§ TASK BRIEF: Duplicate the lines from the start of the records through the line that contains "cell-rating: R bbox=[965, 841, 975, 859]", including both.
[Begin]
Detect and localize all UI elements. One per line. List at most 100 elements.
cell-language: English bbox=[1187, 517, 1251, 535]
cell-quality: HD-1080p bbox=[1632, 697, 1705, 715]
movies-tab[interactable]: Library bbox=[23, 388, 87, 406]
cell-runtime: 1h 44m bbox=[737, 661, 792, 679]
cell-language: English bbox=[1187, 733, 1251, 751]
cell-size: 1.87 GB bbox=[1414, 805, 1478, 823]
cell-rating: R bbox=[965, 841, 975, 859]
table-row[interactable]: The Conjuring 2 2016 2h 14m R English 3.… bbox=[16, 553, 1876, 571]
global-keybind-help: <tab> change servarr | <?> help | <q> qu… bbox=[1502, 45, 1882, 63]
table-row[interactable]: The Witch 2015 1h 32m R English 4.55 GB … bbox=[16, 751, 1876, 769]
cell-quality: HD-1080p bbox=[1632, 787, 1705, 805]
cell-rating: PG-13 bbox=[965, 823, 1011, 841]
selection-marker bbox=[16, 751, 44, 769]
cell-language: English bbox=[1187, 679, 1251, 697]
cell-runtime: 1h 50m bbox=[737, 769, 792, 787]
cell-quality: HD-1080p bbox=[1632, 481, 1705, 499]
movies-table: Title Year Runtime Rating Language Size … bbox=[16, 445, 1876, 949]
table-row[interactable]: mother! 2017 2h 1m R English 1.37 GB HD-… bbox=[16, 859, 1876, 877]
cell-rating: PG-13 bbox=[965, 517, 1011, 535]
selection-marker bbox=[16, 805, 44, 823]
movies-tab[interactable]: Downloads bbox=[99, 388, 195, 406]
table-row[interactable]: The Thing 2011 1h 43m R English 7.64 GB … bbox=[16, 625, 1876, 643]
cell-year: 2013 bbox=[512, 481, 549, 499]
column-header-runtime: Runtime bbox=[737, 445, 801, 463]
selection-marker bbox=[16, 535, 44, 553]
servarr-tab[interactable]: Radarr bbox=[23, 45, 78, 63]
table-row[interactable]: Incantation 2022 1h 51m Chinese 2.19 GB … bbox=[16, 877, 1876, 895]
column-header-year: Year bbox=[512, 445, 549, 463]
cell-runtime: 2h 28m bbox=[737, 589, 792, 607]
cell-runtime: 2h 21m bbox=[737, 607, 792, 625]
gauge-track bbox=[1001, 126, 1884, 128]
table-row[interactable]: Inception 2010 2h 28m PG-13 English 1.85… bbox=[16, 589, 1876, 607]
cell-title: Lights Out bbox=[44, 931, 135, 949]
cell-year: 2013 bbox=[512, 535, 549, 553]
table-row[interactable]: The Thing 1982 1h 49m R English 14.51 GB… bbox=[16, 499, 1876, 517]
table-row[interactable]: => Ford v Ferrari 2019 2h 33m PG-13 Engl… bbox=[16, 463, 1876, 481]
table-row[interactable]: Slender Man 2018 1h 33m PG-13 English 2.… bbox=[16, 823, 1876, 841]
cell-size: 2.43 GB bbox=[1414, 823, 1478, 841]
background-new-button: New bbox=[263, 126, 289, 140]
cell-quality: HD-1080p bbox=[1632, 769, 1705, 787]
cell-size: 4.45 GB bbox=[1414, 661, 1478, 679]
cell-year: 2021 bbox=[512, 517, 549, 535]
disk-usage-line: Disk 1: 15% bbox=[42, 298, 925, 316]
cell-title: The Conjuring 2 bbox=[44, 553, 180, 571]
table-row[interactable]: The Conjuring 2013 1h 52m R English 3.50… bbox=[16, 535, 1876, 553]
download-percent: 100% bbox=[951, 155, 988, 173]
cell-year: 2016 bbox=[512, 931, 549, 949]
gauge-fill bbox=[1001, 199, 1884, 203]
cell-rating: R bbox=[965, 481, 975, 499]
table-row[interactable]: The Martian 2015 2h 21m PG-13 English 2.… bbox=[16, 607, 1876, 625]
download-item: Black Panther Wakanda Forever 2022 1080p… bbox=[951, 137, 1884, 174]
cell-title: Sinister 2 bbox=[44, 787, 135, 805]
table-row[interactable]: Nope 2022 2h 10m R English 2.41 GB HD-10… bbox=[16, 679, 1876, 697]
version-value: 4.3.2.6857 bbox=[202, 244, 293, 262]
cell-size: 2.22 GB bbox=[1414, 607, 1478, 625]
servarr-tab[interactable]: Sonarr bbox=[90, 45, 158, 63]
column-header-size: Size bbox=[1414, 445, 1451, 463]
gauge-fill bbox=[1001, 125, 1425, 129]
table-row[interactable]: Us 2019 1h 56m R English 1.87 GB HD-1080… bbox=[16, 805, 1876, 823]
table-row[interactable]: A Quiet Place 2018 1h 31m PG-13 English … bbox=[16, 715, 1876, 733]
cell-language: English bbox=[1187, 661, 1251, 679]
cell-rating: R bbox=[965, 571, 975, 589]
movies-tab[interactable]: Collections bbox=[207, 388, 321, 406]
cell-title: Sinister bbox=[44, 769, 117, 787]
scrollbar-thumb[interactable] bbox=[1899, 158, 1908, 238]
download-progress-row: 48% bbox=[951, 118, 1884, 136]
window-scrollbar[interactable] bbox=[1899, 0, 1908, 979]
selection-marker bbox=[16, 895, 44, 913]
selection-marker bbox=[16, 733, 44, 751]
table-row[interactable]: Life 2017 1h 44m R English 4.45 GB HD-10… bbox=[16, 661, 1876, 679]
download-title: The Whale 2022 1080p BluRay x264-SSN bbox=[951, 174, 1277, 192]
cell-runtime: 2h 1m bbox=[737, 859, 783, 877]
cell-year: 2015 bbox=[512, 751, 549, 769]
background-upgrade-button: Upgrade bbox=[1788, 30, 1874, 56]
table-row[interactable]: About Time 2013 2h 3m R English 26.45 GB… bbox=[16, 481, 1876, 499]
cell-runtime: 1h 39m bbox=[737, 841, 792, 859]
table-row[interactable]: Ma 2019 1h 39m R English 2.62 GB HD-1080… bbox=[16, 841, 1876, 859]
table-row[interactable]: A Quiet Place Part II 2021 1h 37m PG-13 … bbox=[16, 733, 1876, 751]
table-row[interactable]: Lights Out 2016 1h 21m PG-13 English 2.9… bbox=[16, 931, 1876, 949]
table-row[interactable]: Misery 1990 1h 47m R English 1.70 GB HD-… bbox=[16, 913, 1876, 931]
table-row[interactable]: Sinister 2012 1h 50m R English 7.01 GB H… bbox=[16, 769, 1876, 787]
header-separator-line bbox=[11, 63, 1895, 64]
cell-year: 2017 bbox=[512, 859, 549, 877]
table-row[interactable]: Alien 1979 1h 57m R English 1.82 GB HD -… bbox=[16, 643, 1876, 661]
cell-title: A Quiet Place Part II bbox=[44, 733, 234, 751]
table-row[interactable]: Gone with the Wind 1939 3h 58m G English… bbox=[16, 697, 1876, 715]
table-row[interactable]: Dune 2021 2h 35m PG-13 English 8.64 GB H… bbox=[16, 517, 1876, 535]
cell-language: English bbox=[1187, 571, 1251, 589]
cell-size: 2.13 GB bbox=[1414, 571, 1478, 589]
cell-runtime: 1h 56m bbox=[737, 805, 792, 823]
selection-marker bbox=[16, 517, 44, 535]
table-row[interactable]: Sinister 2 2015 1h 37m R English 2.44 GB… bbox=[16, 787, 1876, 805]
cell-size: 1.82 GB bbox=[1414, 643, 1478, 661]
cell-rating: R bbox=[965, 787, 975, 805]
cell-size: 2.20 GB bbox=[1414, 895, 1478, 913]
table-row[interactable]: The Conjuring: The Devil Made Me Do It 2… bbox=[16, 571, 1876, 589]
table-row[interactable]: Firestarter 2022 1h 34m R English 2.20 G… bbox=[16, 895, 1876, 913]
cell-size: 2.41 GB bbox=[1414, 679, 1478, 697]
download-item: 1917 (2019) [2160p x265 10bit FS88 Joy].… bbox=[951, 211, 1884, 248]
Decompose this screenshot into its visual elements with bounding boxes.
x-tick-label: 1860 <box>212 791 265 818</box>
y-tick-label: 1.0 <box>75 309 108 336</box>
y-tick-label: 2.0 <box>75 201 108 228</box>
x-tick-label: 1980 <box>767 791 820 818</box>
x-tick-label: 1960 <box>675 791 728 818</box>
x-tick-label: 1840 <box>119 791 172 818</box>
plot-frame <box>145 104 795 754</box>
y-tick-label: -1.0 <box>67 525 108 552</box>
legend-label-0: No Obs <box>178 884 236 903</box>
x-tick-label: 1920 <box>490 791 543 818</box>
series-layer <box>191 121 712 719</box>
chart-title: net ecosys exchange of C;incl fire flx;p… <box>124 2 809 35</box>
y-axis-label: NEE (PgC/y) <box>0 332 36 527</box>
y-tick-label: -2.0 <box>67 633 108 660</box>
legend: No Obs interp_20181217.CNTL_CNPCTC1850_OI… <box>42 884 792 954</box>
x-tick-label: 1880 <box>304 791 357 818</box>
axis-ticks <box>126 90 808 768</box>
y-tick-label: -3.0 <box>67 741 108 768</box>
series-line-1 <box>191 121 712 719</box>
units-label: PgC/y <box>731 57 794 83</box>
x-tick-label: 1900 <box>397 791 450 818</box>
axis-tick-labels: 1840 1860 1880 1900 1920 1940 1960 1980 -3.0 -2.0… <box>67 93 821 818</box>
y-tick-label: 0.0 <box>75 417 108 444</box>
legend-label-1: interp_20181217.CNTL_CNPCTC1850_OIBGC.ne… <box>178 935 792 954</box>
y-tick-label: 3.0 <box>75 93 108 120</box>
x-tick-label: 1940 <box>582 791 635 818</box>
[End]
§ FINAL ANSWER:
Detect and localize all UI elements. One per line. List at most 100 elements.
cell-language: English bbox=[1187, 517, 1251, 535]
cell-quality: HD-1080p bbox=[1632, 697, 1705, 715]
movies-tab[interactable]: Library bbox=[23, 388, 87, 406]
cell-runtime: 1h 44m bbox=[737, 661, 792, 679]
cell-language: English bbox=[1187, 733, 1251, 751]
cell-size: 1.87 GB bbox=[1414, 805, 1478, 823]
cell-rating: R bbox=[965, 841, 975, 859]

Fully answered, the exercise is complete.